Required work:
#1 From the article on human rights investigations, give the part that opens with "Yale Public Health Magazine, Yale" and closes with "individuals to hide.", changing "war criminals" to "perpetrators".
#2 Turn the paragraph of the article on human rights investigations that begins "In the Yale School of Public Health’s Humanitarian Research Lab" into a short bulleted list that keeps its main facts.

--- Start Reading passage ---

Yale Public Health Magazine, Yale Public Health: Fall 2023
by Colin Poitras


One of the biggest challenges facing international human rights investigators is access to timely, verifiable information. Closed borders, travel restrictions, and locked-down communications channels are just a few of the tactics war criminals and others have used to hide atrocities from the rest of the world.

But those traditional obstacles are no longer insurmountable. Innovations in remote sensing analysis and the growing use of social media around the world are making it increasingly difficult for these individuals to hide.

In the Yale School of Public Health’s Humanitarian Research Lab, researchers are sifting through hundreds of images from commercial satellites and NASA thermal imaging sensors as they investigate potential crimes against humanity and war crimes around the globe. Currently, their sights are set deep inside Ukraine and Sudan, where brutal ongoing conflicts are decimating civilian infrastructure and leaving innocent victims lying in the streets.

--- End Reading passage ---
--- Start Supplied information ---

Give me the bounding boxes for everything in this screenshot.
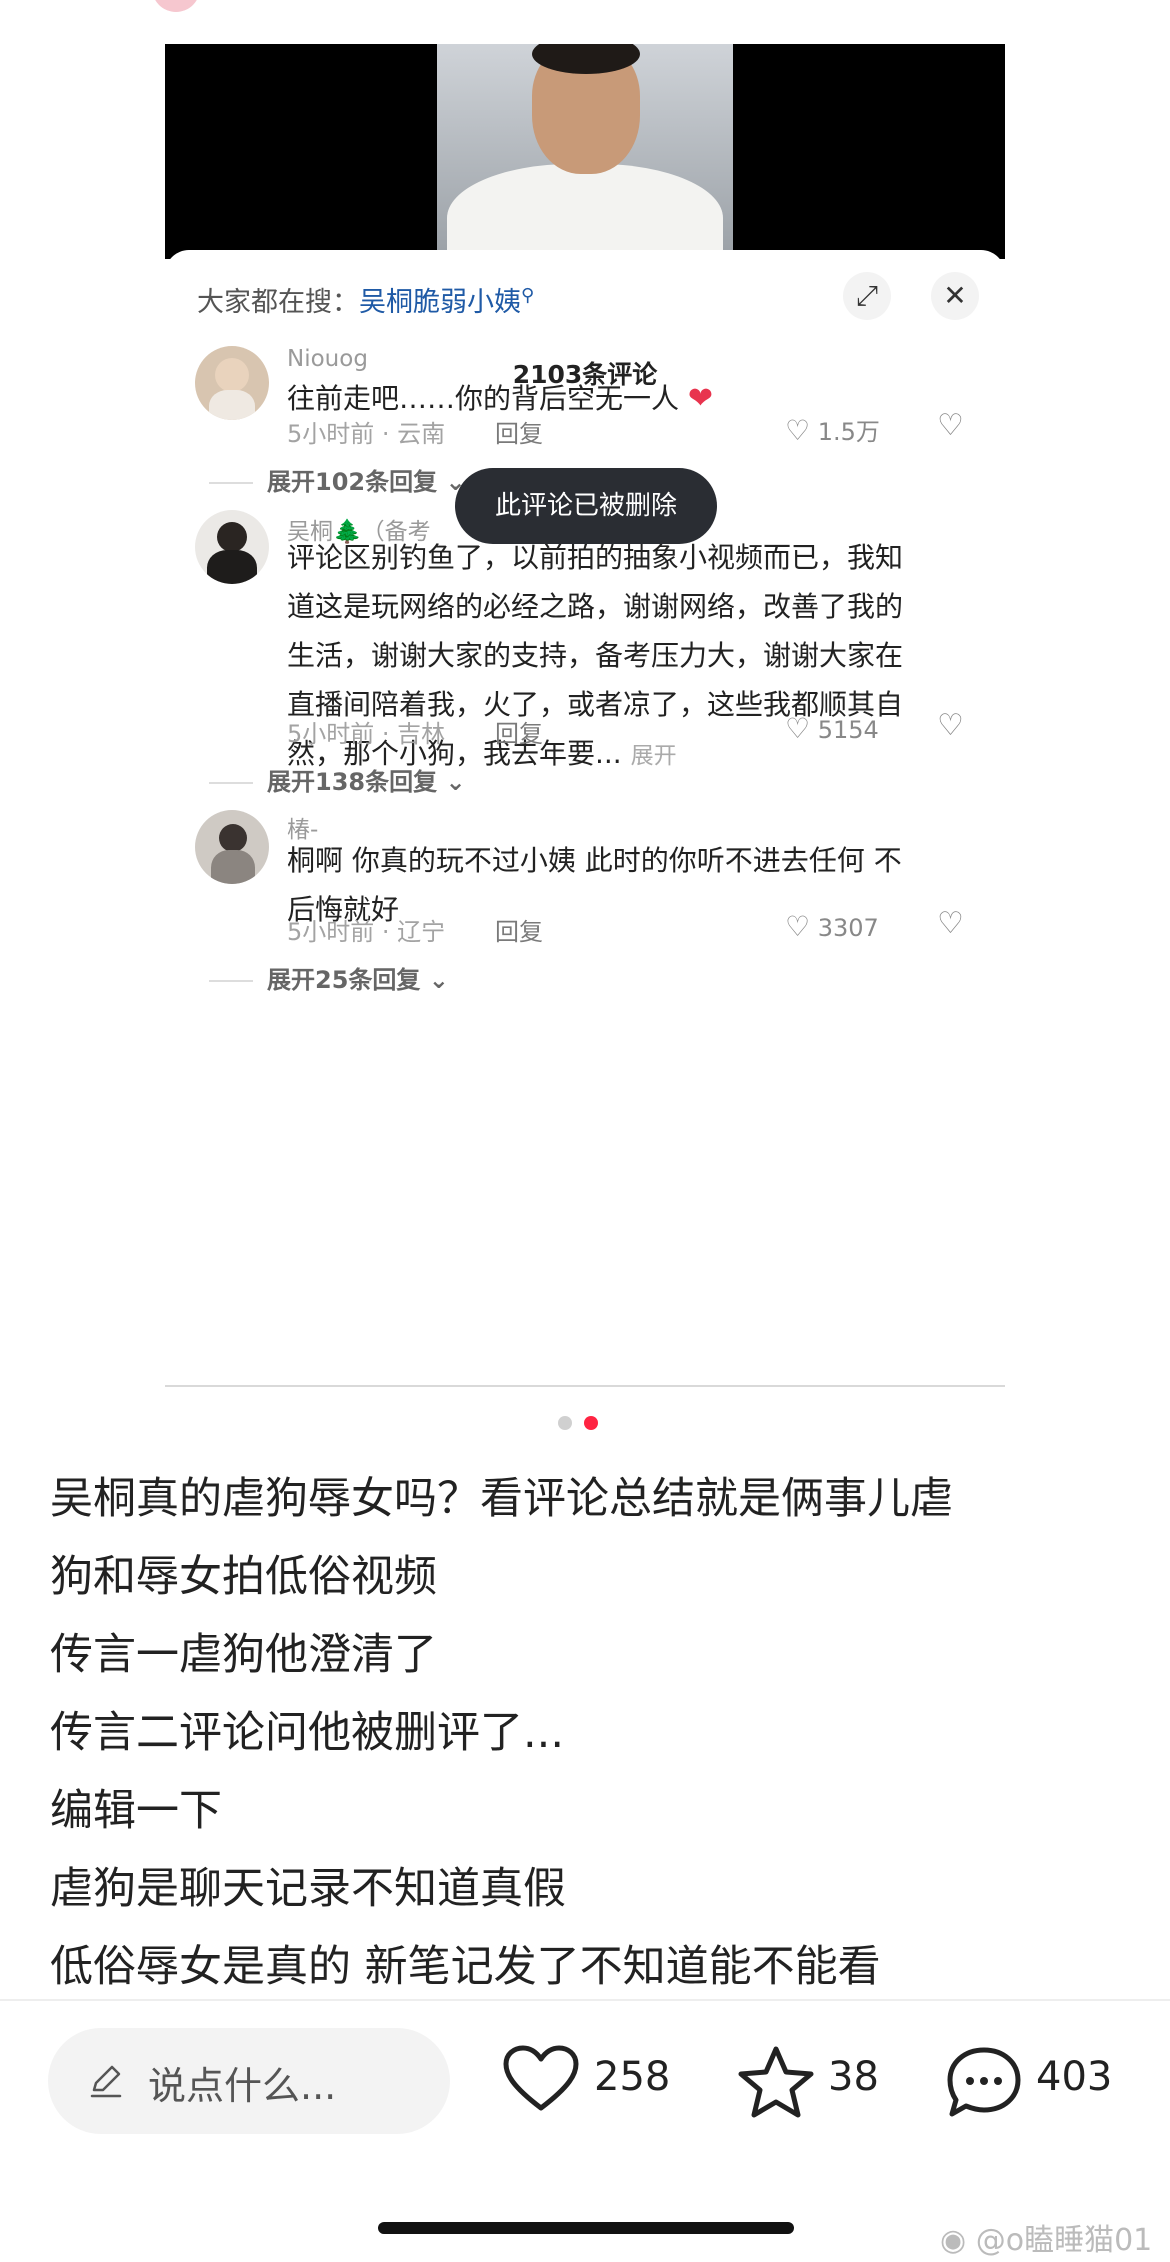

--- End Supplied information ---

Results in order:
#1
Yale Public Health Magazine, Yale Public Health: Fall 2023
by Colin Poitras


One of the biggest challenges facing international human rights investigators is access to timely, verifiable information. Closed borders, travel restrictions, and locked-down communications channels are just a few of the tactics perpetrators and others have used to hide atrocities from the rest of the world.

But those traditional obstacles are no longer insurmountable. Innovations in remote sensing analysis and the growing use of social media around the world are making it increasingly difficult for these individuals to hide.

#2
- Location: the Humanitarian Research Lab at the Yale School of Public Health
- Method: researchers sift through hundreds of images from commercial satellites and NASA thermal imaging sensors
- Purpose: investigating potential crimes against humanity and war crimes around the globe
- Current focus: Ukraine and Sudan, where brutal ongoing conflicts are decimating civilian infrastructure and leaving innocent victims lying in the streets